[Items from a figure collection]
________________
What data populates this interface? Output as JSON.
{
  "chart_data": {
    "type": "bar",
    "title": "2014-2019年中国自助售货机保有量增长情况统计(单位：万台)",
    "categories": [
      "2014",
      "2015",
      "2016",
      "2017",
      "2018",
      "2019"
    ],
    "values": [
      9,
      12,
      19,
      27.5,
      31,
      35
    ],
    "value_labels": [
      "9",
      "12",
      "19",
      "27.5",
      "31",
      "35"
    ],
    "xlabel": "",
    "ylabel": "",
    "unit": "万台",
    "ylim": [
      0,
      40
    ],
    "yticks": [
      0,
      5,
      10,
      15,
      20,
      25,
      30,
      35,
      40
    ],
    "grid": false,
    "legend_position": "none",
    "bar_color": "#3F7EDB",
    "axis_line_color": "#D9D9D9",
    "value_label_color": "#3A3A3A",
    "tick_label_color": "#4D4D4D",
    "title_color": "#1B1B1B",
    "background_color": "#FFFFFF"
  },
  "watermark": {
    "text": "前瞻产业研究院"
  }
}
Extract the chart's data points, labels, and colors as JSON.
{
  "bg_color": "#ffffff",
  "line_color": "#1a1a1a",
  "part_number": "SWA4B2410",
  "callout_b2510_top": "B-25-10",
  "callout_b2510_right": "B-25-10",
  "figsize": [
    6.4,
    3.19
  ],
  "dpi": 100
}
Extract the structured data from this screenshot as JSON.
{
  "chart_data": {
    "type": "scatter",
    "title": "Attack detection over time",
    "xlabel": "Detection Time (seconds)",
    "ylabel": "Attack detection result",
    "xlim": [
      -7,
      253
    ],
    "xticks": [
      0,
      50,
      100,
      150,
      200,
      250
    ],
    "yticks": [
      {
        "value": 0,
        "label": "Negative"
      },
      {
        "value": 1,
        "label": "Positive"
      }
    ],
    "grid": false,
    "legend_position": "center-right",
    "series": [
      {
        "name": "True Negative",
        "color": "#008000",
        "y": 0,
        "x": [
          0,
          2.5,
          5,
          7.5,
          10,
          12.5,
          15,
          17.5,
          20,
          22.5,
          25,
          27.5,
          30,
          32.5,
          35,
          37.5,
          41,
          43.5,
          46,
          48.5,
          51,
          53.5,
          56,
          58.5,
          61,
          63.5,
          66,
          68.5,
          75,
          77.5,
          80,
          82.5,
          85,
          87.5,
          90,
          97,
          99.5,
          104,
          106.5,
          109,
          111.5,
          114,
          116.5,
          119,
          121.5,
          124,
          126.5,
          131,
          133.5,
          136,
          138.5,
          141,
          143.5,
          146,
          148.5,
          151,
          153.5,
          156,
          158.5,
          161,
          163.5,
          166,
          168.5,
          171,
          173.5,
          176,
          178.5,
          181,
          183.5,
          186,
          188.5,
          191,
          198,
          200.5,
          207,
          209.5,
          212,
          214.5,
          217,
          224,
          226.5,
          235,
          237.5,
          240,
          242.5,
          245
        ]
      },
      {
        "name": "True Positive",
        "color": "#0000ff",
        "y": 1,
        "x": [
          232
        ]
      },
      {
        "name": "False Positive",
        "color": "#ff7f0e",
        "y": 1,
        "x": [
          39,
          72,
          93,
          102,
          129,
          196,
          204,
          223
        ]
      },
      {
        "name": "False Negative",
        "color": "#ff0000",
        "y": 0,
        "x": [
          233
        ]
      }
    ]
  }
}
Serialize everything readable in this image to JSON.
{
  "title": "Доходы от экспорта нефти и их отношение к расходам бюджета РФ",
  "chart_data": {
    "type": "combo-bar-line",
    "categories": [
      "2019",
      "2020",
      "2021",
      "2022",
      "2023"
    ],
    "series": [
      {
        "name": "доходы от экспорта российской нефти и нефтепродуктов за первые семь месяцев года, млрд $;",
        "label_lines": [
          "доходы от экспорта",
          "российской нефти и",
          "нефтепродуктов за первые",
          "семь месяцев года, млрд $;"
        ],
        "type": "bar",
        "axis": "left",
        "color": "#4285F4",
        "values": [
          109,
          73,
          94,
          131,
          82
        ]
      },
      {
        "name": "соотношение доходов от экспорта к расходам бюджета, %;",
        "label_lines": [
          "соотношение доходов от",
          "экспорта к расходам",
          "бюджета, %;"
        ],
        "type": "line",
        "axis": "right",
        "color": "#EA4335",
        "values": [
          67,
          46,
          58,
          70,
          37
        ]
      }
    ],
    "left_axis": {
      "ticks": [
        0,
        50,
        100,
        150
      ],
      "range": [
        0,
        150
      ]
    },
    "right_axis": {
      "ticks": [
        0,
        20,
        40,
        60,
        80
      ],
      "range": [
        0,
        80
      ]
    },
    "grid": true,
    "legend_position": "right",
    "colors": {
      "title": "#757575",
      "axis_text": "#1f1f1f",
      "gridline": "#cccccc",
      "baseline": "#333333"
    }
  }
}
________________
--- TASK TO CARRY OUT ---
Go through the listing above and restate it word for word.

--- OUTPUT OF THE TASK ---
What data populates this interface? Output as JSON.
{
  "chart_data": {
    "type": "bar",
    "title": "2014-2019年中国自助售货机保有量增长情况统计(单位：万台)",
    "categories": [
      "2014",
      "2015",
      "2016",
      "2017",
      "2018",
      "2019"
    ],
    "values": [
      9,
      12,
      19,
      27.5,
      31,
      35
    ],
    "value_labels": [
      "9",
      "12",
      "19",
      "27.5",
      "31",
      "35"
    ],
    "xlabel": "",
    "ylabel": "",
    "unit": "万台",
    "ylim": [
      0,
      40
    ],
    "yticks": [
      0,
      5,
      10,
      15,
      20,
      25,
      30,
      35,
      40
    ],
    "grid": false,
    "legend_position": "none",
    "bar_color": "#3F7EDB",
    "axis_line_color": "#D9D9D9",
    "value_label_color": "#3A3A3A",
    "tick_label_color": "#4D4D4D",
    "title_color": "#1B1B1B",
    "background_color": "#FFFFFF"
  },
  "watermark": {
    "text": "前瞻产业研究院"
  }
}
Extract the chart's data points, labels, and colors as JSON.
{
  "bg_color": "#ffffff",
  "line_color": "#1a1a1a",
  "part_number": "SWA4B2410",
  "callout_b2510_top": "B-25-10",
  "callout_b2510_right": "B-25-10",
  "figsize": [
    6.4,
    3.19
  ],
  "dpi": 100
}
Extract the structured data from this screenshot as JSON.
{
  "chart_data": {
    "type": "scatter",
    "title": "Attack detection over time",
    "xlabel": "Detection Time (seconds)",
    "ylabel": "Attack detection result",
    "xlim": [
      -7,
      253
    ],
    "xticks": [
      0,
      50,
      100,
      150,
      200,
      250
    ],
    "yticks": [
      {
        "value": 0,
        "label": "Negative"
      },
      {
        "value": 1,
        "label": "Positive"
      }
    ],
    "grid": false,
    "legend_position": "center-right",
    "series": [
      {
        "name": "True Negative",
        "color": "#008000",
        "y": 0,
        "x": [
          0,
          2.5,
          5,
          7.5,
          10,
          12.5,
          15,
          17.5,
          20,
          22.5,
          25,
          27.5,
          30,
          32.5,
          35,
          37.5,
          41,
          43.5,
          46,
          48.5,
          51,
          53.5,
          56,
          58.5,
          61,
          63.5,
          66,
          68.5,
          75,
          77.5,
          80,
          82.5,
          85,
          87.5,
          90,
          97,
          99.5,
          104,
          106.5,
          109,
          111.5,
          114,
          116.5,
          119,
          121.5,
          124,
          126.5,
          131,
          133.5,
          136,
          138.5,
          141,
          143.5,
          146,
          148.5,
          151,
          153.5,
          156,
          158.5,
          161,
          163.5,
          166,
          168.5,
          171,
          173.5,
          176,
          178.5,
          181,
          183.5,
          186,
          188.5,
          191,
          198,
          200.5,
          207,
          209.5,
          212,
          214.5,
          217,
          224,
          226.5,
          235,
          237.5,
          240,
          242.5,
          245
        ]
      },
      {
        "name": "True Positive",
        "color": "#0000ff",
        "y": 1,
        "x": [
          232
        ]
      },
      {
        "name": "False Positive",
        "color": "#ff7f0e",
        "y": 1,
        "x": [
          39,
          72,
          93,
          102,
          129,
          196,
          204,
          223
        ]
      },
      {
        "name": "False Negative",
        "color": "#ff0000",
        "y": 0,
        "x": [
          233
        ]
      }
    ]
  }
}
Serialize everything readable in this image to JSON.
{
  "title": "Доходы от экспорта нефти и их отношение к расходам бюджета РФ",
  "chart_data": {
    "type": "combo-bar-line",
    "categories": [
      "2019",
      "2020",
      "2021",
      "2022",
      "2023"
    ],
    "series": [
      {
        "name": "доходы от экспорта российской нефти и нефтепродуктов за первые семь месяцев года, млрд $;",
        "label_lines": [
          "доходы от экспорта",
          "российской нефти и",
          "нефтепродуктов за первые",
          "семь месяцев года, млрд $;"
        ],
        "type": "bar",
        "axis": "left",
        "color": "#4285F4",
        "values": [
          109,
          73,
          94,
          131,
          82
        ]
      },
      {
        "name": "соотношение доходов от экспорта к расходам бюджета, %;",
        "label_lines": [
          "соотношение доходов от",
          "экспорта к расходам",
          "бюджета, %;"
        ],
        "type": "line",
        "axis": "right",
        "color": "#EA4335",
        "values": [
          67,
          46,
          58,
          70,
          37
        ]
      }
    ],
    "left_axis": {
      "ticks": [
        0,
        50,
        100,
        150
      ],
      "range": [
        0,
        150
      ]
    },
    "right_axis": {
      "ticks": [
        0,
        20,
        40,
        60,
        80
      ],
      "range": [
        0,
        80
      ]
    },
    "grid": true,
    "legend_position": "right",
    "colors": {
      "title": "#757575",
      "axis_text": "#1f1f1f",
      "gridline": "#cccccc",
      "baseline": "#333333"
    }
  }
}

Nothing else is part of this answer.